Stored data
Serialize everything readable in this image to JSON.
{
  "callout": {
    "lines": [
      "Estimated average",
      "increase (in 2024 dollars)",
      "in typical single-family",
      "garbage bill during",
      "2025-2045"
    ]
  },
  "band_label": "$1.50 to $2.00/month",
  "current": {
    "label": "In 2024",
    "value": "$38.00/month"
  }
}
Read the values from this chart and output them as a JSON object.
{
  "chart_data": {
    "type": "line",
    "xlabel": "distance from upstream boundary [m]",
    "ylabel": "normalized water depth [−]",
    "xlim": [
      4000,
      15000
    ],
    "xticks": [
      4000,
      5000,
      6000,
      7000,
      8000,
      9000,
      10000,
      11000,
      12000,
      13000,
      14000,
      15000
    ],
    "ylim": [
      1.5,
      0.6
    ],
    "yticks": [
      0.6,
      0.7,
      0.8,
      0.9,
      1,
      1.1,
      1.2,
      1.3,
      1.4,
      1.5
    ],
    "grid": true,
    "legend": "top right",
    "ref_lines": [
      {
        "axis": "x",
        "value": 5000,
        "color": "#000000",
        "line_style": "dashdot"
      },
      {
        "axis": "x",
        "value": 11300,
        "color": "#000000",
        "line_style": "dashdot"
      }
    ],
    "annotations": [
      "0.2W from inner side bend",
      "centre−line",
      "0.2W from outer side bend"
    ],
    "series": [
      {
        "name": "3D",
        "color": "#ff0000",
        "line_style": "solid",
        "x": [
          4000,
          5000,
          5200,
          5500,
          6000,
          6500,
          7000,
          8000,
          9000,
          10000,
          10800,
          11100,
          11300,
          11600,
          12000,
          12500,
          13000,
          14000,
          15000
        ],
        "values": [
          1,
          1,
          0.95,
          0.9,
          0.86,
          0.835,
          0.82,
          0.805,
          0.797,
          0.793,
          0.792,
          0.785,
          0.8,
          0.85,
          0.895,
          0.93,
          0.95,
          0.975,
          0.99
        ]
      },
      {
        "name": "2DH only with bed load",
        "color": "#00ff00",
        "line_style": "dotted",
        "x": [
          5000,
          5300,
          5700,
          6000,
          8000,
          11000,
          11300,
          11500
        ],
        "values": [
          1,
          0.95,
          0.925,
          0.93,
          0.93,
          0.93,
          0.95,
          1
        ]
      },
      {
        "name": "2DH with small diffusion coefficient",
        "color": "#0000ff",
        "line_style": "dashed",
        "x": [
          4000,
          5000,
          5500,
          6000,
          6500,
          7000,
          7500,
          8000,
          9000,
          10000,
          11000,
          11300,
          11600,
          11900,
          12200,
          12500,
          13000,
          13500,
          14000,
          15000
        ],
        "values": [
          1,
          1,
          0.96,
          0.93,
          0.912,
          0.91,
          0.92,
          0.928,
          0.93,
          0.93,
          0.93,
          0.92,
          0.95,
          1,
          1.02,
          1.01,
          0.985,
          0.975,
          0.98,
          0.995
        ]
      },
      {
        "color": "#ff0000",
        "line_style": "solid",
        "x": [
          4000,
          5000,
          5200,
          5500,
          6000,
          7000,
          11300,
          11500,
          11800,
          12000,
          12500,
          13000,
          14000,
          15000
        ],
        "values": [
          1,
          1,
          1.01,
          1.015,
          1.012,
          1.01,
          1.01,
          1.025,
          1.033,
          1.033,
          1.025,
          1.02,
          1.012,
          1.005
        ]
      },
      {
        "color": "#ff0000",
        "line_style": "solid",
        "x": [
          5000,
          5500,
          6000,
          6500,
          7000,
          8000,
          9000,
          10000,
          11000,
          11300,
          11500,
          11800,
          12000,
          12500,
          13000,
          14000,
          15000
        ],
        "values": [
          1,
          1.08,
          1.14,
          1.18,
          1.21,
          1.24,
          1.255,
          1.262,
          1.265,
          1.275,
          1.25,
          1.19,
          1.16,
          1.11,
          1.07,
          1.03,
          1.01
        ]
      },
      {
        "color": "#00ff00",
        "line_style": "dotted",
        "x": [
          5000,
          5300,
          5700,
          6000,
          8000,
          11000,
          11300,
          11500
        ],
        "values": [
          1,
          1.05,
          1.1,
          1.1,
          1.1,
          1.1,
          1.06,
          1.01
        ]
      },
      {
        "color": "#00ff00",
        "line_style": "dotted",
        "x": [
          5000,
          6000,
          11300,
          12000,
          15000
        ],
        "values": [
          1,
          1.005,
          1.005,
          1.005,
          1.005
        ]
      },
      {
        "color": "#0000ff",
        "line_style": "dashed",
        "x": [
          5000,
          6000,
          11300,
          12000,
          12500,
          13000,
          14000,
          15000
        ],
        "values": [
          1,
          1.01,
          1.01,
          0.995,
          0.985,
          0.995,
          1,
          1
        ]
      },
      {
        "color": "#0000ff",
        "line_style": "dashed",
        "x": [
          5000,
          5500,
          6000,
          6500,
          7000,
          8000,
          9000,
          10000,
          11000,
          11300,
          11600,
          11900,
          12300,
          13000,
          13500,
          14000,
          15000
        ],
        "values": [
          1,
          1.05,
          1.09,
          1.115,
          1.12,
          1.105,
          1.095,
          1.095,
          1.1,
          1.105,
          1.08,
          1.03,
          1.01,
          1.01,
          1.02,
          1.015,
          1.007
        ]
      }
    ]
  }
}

Given task
Restate all of the entries above precisely.

Answer for the task
Serialize everything readable in this image to JSON.
{
  "callout": {
    "lines": [
      "Estimated average",
      "increase (in 2024 dollars)",
      "in typical single-family",
      "garbage bill during",
      "2025-2045"
    ]
  },
  "band_label": "$1.50 to $2.00/month",
  "current": {
    "label": "In 2024",
    "value": "$38.00/month"
  }
}
Read the values from this chart and output them as a JSON object.
{
  "chart_data": {
    "type": "line",
    "xlabel": "distance from upstream boundary [m]",
    "ylabel": "normalized water depth [−]",
    "xlim": [
      4000,
      15000
    ],
    "xticks": [
      4000,
      5000,
      6000,
      7000,
      8000,
      9000,
      10000,
      11000,
      12000,
      13000,
      14000,
      15000
    ],
    "ylim": [
      1.5,
      0.6
    ],
    "yticks": [
      0.6,
      0.7,
      0.8,
      0.9,
      1,
      1.1,
      1.2,
      1.3,
      1.4,
      1.5
    ],
    "grid": true,
    "legend": "top right",
    "ref_lines": [
      {
        "axis": "x",
        "value": 5000,
        "color": "#000000",
        "line_style": "dashdot"
      },
      {
        "axis": "x",
        "value": 11300,
        "color": "#000000",
        "line_style": "dashdot"
      }
    ],
    "annotations": [
      "0.2W from inner side bend",
      "centre−line",
      "0.2W from outer side bend"
    ],
    "series": [
      {
        "name": "3D",
        "color": "#ff0000",
        "line_style": "solid",
        "x": [
          4000,
          5000,
          5200,
          5500,
          6000,
          6500,
          7000,
          8000,
          9000,
          10000,
          10800,
          11100,
          11300,
          11600,
          12000,
          12500,
          13000,
          14000,
          15000
        ],
        "values": [
          1,
          1,
          0.95,
          0.9,
          0.86,
          0.835,
          0.82,
          0.805,
          0.797,
          0.793,
          0.792,
          0.785,
          0.8,
          0.85,
          0.895,
          0.93,
          0.95,
          0.975,
          0.99
        ]
      },
      {
        "name": "2DH only with bed load",
        "color": "#00ff00",
        "line_style": "dotted",
        "x": [
          5000,
          5300,
          5700,
          6000,
          8000,
          11000,
          11300,
          11500
        ],
        "values": [
          1,
          0.95,
          0.925,
          0.93,
          0.93,
          0.93,
          0.95,
          1
        ]
      },
      {
        "name": "2DH with small diffusion coefficient",
        "color": "#0000ff",
        "line_style": "dashed",
        "x": [
          4000,
          5000,
          5500,
          6000,
          6500,
          7000,
          7500,
          8000,
          9000,
          10000,
          11000,
          11300,
          11600,
          11900,
          12200,
          12500,
          13000,
          13500,
          14000,
          15000
        ],
        "values": [
          1,
          1,
          0.96,
          0.93,
          0.912,
          0.91,
          0.92,
          0.928,
          0.93,
          0.93,
          0.93,
          0.92,
          0.95,
          1,
          1.02,
          1.01,
          0.985,
          0.975,
          0.98,
          0.995
        ]
      },
      {
        "color": "#ff0000",
        "line_style": "solid",
        "x": [
          4000,
          5000,
          5200,
          5500,
          6000,
          7000,
          11300,
          11500,
          11800,
          12000,
          12500,
          13000,
          14000,
          15000
        ],
        "values": [
          1,
          1,
          1.01,
          1.015,
          1.012,
          1.01,
          1.01,
          1.025,
          1.033,
          1.033,
          1.025,
          1.02,
          1.012,
          1.005
        ]
      },
      {
        "color": "#ff0000",
        "line_style": "solid",
        "x": [
          5000,
          5500,
          6000,
          6500,
          7000,
          8000,
          9000,
          10000,
          11000,
          11300,
          11500,
          11800,
          12000,
          12500,
          13000,
          14000,
          15000
        ],
        "values": [
          1,
          1.08,
          1.14,
          1.18,
          1.21,
          1.24,
          1.255,
          1.262,
          1.265,
          1.275,
          1.25,
          1.19,
          1.16,
          1.11,
          1.07,
          1.03,
          1.01
        ]
      },
      {
        "color": "#00ff00",
        "line_style": "dotted",
        "x": [
          5000,
          5300,
          5700,
          6000,
          8000,
          11000,
          11300,
          11500
        ],
        "values": [
          1,
          1.05,
          1.1,
          1.1,
          1.1,
          1.1,
          1.06,
          1.01
        ]
      },
      {
        "color": "#00ff00",
        "line_style": "dotted",
        "x": [
          5000,
          6000,
          11300,
          12000,
          15000
        ],
        "values": [
          1,
          1.005,
          1.005,
          1.005,
          1.005
        ]
      },
      {
        "color": "#0000ff",
        "line_style": "dashed",
        "x": [
          5000,
          6000,
          11300,
          12000,
          12500,
          13000,
          14000,
          15000
        ],
        "values": [
          1,
          1.01,
          1.01,
          0.995,
          0.985,
          0.995,
          1,
          1
        ]
      },
      {
        "color": "#0000ff",
        "line_style": "dashed",
        "x": [
          5000,
          5500,
          6000,
          6500,
          7000,
          8000,
          9000,
          10000,
          11000,
          11300,
          11600,
          11900,
          12300,
          13000,
          13500,
          14000,
          15000
        ],
        "values": [
          1,
          1.05,
          1.09,
          1.115,
          1.12,
          1.105,
          1.095,
          1.095,
          1.1,
          1.105,
          1.08,
          1.03,
          1.01,
          1.01,
          1.02,
          1.015,
          1.007
        ]
      }
    ]
  }
}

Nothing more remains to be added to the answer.